_STATED GOAL_
Find how many lines in the material hold the word "территории", then state that number and nothing more.

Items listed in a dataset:

<<<<

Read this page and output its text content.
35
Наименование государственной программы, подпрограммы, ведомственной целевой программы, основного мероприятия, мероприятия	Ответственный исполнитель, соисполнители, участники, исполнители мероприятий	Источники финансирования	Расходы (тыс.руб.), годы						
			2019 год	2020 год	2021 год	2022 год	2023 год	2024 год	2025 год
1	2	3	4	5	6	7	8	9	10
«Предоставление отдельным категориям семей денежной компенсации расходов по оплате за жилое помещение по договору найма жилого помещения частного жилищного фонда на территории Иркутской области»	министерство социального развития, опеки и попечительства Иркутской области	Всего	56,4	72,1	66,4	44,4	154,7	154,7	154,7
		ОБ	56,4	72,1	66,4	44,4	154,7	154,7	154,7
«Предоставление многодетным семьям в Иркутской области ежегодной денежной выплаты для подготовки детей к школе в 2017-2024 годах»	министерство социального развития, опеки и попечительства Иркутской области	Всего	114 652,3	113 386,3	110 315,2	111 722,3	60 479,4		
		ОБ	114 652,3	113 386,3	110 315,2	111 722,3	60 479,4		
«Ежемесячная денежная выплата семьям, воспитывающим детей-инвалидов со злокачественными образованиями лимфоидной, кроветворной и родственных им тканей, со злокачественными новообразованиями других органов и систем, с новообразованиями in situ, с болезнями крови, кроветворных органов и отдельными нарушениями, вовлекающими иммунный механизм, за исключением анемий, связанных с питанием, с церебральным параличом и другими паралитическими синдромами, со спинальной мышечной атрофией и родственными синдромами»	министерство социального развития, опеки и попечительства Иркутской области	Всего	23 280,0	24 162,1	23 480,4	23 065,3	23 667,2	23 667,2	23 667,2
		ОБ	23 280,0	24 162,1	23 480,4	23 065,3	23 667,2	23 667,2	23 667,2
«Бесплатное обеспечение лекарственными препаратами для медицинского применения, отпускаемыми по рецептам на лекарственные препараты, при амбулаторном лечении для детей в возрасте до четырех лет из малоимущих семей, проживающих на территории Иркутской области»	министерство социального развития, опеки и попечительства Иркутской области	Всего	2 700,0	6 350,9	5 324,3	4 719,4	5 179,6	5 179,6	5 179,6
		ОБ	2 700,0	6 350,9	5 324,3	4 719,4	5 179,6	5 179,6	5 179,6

>>>>

_WRITTEN SOLUTION_
2